** Begin Supplied records **

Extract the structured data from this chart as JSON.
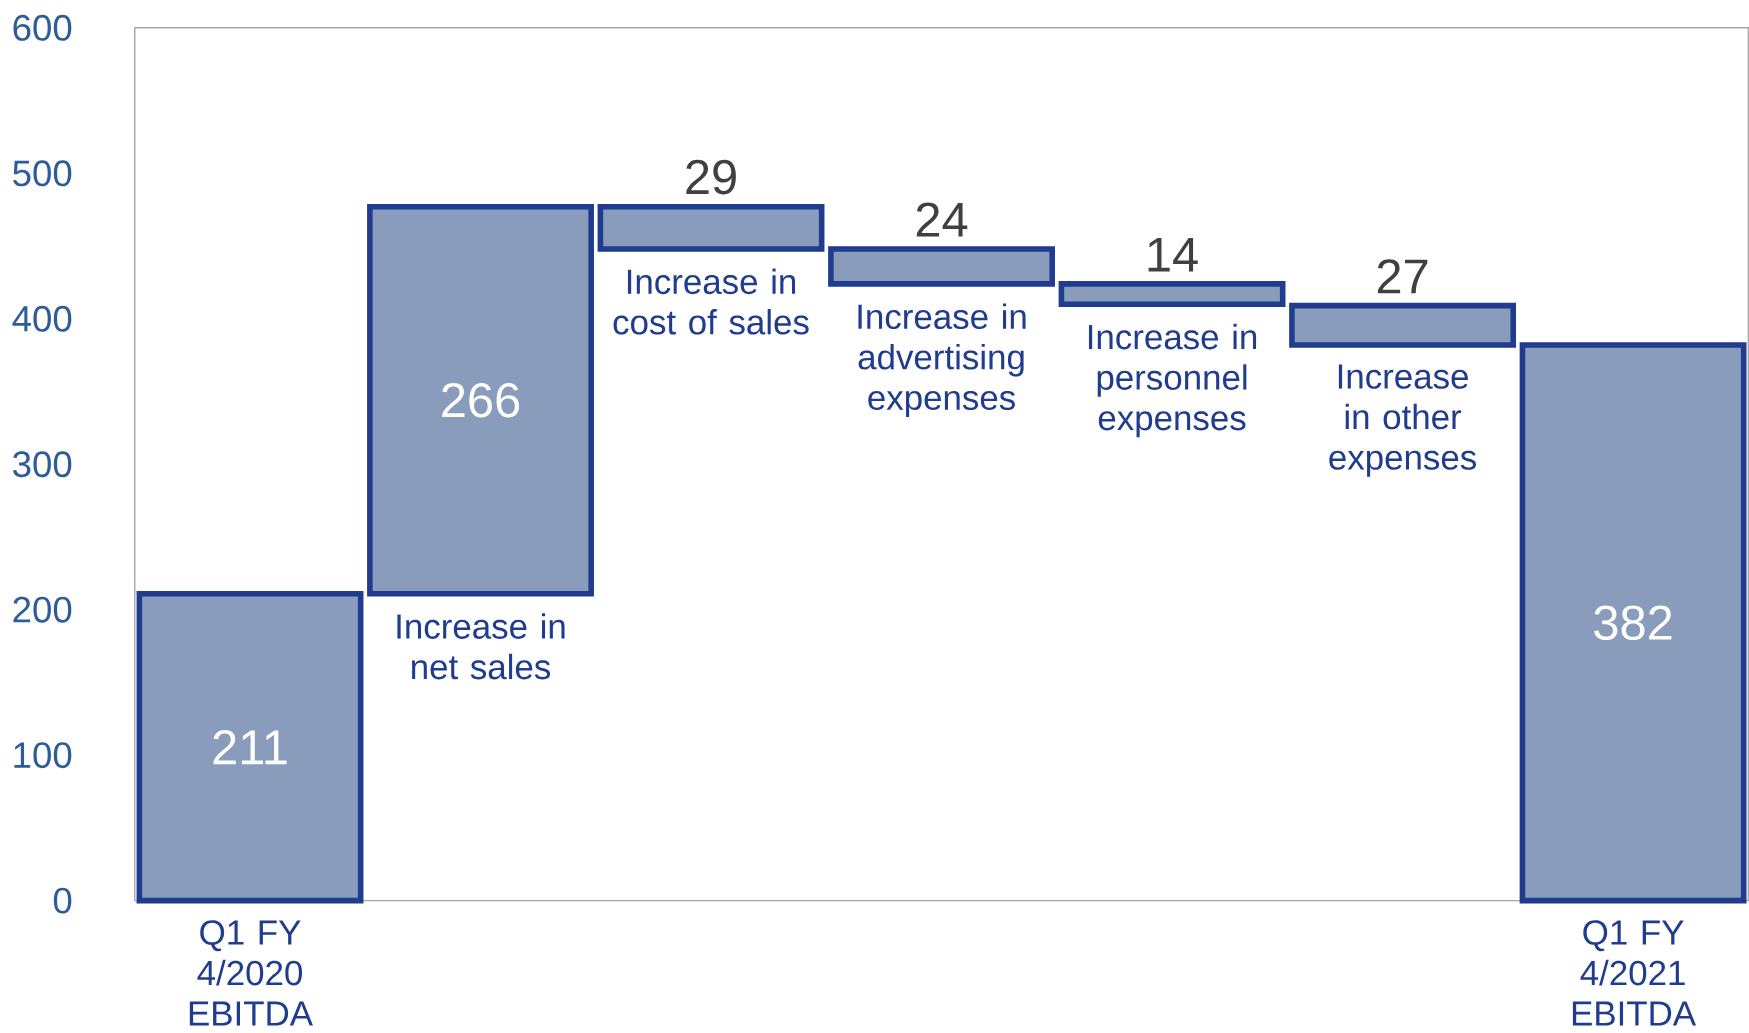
{
  "chart_data": {
    "type": "bar",
    "categories": [
      "Q1 FY 4/2020 EBITDA",
      "Increase in net sales",
      "Increase in cost of sales",
      "Increase in advertising expenses",
      "Increase in personnel expenses",
      "Increase in other expenses",
      "Q1 FY 4/2021 EBITDA"
    ],
    "values": [
      211,
      266,
      -29,
      -24,
      -14,
      -27,
      382
    ],
    "base": [
      0,
      211,
      477,
      448,
      424,
      409,
      0
    ],
    "value_labels": [
      "211",
      "266",
      "29",
      "24",
      "14",
      "27",
      "382"
    ],
    "color": "#8a9cbb",
    "ylim": [
      0,
      600
    ],
    "yticks": [
      0,
      100,
      200,
      300,
      400,
      500,
      600
    ]
  }
}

** End Supplied records **

● **Description of the task**
In the material above, find each line that contains the word "EBITDA", and select it.

● **The completed task**
      "Q1 FY 4/2020 EBITDA",
      "Q1 FY 4/2021 EBITDA"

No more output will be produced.